_Data supplied_:
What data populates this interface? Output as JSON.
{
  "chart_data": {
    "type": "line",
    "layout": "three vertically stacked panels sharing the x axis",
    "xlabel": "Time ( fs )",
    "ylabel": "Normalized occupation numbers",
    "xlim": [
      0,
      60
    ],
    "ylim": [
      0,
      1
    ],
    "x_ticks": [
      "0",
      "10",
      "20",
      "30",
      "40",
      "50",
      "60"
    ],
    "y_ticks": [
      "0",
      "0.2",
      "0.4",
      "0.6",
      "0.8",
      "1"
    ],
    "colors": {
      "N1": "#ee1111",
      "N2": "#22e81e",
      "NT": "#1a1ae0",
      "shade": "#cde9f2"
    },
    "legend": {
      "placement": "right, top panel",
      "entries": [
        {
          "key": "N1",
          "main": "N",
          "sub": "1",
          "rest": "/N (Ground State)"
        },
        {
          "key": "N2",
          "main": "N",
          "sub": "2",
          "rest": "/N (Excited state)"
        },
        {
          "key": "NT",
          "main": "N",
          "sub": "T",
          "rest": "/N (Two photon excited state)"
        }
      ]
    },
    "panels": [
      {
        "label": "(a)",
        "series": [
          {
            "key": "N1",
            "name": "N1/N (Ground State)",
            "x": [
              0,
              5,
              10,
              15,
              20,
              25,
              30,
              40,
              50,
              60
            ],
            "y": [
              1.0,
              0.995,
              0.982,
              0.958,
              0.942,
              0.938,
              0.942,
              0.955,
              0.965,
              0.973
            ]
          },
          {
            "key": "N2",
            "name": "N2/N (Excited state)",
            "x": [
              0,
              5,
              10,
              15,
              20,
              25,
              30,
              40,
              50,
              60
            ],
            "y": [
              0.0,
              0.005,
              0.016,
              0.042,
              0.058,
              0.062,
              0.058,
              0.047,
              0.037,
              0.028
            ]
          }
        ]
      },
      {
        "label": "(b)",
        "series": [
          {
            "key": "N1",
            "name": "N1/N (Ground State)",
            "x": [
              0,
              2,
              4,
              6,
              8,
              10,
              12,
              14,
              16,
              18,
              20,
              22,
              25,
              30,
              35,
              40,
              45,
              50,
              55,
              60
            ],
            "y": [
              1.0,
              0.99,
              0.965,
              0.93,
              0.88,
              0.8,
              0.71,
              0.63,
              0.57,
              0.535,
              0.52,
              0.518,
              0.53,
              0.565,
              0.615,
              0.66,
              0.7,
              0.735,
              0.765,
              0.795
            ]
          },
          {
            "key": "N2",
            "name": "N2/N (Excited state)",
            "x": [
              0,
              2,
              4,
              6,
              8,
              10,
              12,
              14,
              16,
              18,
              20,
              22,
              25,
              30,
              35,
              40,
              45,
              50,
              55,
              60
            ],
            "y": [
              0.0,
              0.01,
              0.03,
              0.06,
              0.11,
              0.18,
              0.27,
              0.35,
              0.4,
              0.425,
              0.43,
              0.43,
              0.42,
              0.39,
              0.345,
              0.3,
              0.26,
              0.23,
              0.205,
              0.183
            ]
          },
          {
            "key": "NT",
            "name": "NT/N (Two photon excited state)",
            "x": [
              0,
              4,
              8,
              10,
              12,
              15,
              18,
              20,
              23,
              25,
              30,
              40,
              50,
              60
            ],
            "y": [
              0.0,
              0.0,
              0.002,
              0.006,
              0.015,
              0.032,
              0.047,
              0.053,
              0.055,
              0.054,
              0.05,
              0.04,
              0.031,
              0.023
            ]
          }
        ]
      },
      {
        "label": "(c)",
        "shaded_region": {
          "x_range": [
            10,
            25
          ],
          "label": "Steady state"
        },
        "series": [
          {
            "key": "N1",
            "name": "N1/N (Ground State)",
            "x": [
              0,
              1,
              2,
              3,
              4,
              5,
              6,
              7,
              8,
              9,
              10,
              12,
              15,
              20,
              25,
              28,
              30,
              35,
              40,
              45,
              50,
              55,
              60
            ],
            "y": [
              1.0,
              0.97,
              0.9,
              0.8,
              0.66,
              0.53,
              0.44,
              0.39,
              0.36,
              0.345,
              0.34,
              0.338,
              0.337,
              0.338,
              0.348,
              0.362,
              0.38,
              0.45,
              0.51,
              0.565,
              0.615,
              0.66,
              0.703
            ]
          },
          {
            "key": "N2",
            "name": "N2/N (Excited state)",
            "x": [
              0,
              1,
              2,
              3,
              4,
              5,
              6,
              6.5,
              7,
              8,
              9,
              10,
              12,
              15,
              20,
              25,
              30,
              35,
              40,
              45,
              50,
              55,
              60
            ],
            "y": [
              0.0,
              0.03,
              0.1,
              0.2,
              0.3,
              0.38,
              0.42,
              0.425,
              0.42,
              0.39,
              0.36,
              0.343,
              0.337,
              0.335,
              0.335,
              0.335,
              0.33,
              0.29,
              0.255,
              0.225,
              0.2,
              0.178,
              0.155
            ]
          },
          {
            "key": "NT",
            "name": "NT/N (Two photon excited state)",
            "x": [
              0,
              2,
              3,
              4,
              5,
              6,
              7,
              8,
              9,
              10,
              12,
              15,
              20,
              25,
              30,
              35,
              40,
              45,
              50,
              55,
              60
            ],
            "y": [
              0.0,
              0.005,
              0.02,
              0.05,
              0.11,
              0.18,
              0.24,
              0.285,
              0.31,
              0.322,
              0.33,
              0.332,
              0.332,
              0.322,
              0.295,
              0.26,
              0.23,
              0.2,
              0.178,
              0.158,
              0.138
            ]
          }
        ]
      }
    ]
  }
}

_The problem_:
Reproduce the whole listing word for word.

_Solution to this task_:
What data populates this interface? Output as JSON.
{
  "chart_data": {
    "type": "line",
    "layout": "three vertically stacked panels sharing the x axis",
    "xlabel": "Time ( fs )",
    "ylabel": "Normalized occupation numbers",
    "xlim": [
      0,
      60
    ],
    "ylim": [
      0,
      1
    ],
    "x_ticks": [
      "0",
      "10",
      "20",
      "30",
      "40",
      "50",
      "60"
    ],
    "y_ticks": [
      "0",
      "0.2",
      "0.4",
      "0.6",
      "0.8",
      "1"
    ],
    "colors": {
      "N1": "#ee1111",
      "N2": "#22e81e",
      "NT": "#1a1ae0",
      "shade": "#cde9f2"
    },
    "legend": {
      "placement": "right, top panel",
      "entries": [
        {
          "key": "N1",
          "main": "N",
          "sub": "1",
          "rest": "/N (Ground State)"
        },
        {
          "key": "N2",
          "main": "N",
          "sub": "2",
          "rest": "/N (Excited state)"
        },
        {
          "key": "NT",
          "main": "N",
          "sub": "T",
          "rest": "/N (Two photon excited state)"
        }
      ]
    },
    "panels": [
      {
        "label": "(a)",
        "series": [
          {
            "key": "N1",
            "name": "N1/N (Ground State)",
            "x": [
              0,
              5,
              10,
              15,
              20,
              25,
              30,
              40,
              50,
              60
            ],
            "y": [
              1.0,
              0.995,
              0.982,
              0.958,
              0.942,
              0.938,
              0.942,
              0.955,
              0.965,
              0.973
            ]
          },
          {
            "key": "N2",
            "name": "N2/N (Excited state)",
            "x": [
              0,
              5,
              10,
              15,
              20,
              25,
              30,
              40,
              50,
              60
            ],
            "y": [
              0.0,
              0.005,
              0.016,
              0.042,
              0.058,
              0.062,
              0.058,
              0.047,
              0.037,
              0.028
            ]
          }
        ]
      },
      {
        "label": "(b)",
        "series": [
          {
            "key": "N1",
            "name": "N1/N (Ground State)",
            "x": [
              0,
              2,
              4,
              6,
              8,
              10,
              12,
              14,
              16,
              18,
              20,
              22,
              25,
              30,
              35,
              40,
              45,
              50,
              55,
              60
            ],
            "y": [
              1.0,
              0.99,
              0.965,
              0.93,
              0.88,
              0.8,
              0.71,
              0.63,
              0.57,
              0.535,
              0.52,
              0.518,
              0.53,
              0.565,
              0.615,
              0.66,
              0.7,
              0.735,
              0.765,
              0.795
            ]
          },
          {
            "key": "N2",
            "name": "N2/N (Excited state)",
            "x": [
              0,
              2,
              4,
              6,
              8,
              10,
              12,
              14,
              16,
              18,
              20,
              22,
              25,
              30,
              35,
              40,
              45,
              50,
              55,
              60
            ],
            "y": [
              0.0,
              0.01,
              0.03,
              0.06,
              0.11,
              0.18,
              0.27,
              0.35,
              0.4,
              0.425,
              0.43,
              0.43,
              0.42,
              0.39,
              0.345,
              0.3,
              0.26,
              0.23,
              0.205,
              0.183
            ]
          },
          {
            "key": "NT",
            "name": "NT/N (Two photon excited state)",
            "x": [
              0,
              4,
              8,
              10,
              12,
              15,
              18,
              20,
              23,
              25,
              30,
              40,
              50,
              60
            ],
            "y": [
              0.0,
              0.0,
              0.002,
              0.006,
              0.015,
              0.032,
              0.047,
              0.053,
              0.055,
              0.054,
              0.05,
              0.04,
              0.031,
              0.023
            ]
          }
        ]
      },
      {
        "label": "(c)",
        "shaded_region": {
          "x_range": [
            10,
            25
          ],
          "label": "Steady state"
        },
        "series": [
          {
            "key": "N1",
            "name": "N1/N (Ground State)",
            "x": [
              0,
              1,
              2,
              3,
              4,
              5,
              6,
              7,
              8,
              9,
              10,
              12,
              15,
              20,
              25,
              28,
              30,
              35,
              40,
              45,
              50,
              55,
              60
            ],
            "y": [
              1.0,
              0.97,
              0.9,
              0.8,
              0.66,
              0.53,
              0.44,
              0.39,
              0.36,
              0.345,
              0.34,
              0.338,
              0.337,
              0.338,
              0.348,
              0.362,
              0.38,
              0.45,
              0.51,
              0.565,
              0.615,
              0.66,
              0.703
            ]
          },
          {
            "key": "N2",
            "name": "N2/N (Excited state)",
            "x": [
              0,
              1,
              2,
              3,
              4,
              5,
              6,
              6.5,
              7,
              8,
              9,
              10,
              12,
              15,
              20,
              25,
              30,
              35,
              40,
              45,
              50,
              55,
              60
            ],
            "y": [
              0.0,
              0.03,
              0.1,
              0.2,
              0.3,
              0.38,
              0.42,
              0.425,
              0.42,
              0.39,
              0.36,
              0.343,
              0.337,
              0.335,
              0.335,
              0.335,
              0.33,
              0.29,
              0.255,
              0.225,
              0.2,
              0.178,
              0.155
            ]
          },
          {
            "key": "NT",
            "name": "NT/N (Two photon excited state)",
            "x": [
              0,
              2,
              3,
              4,
              5,
              6,
              7,
              8,
              9,
              10,
              12,
              15,
              20,
              25,
              30,
              35,
              40,
              45,
              50,
              55,
              60
            ],
            "y": [
              0.0,
              0.005,
              0.02,
              0.05,
              0.11,
              0.18,
              0.24,
              0.285,
              0.31,
              0.322,
              0.33,
              0.332,
              0.332,
              0.322,
              0.295,
              0.26,
              0.23,
              0.2,
              0.178,
              0.158,
              0.138
            ]
          }
        ]
      }
    ]
  }
}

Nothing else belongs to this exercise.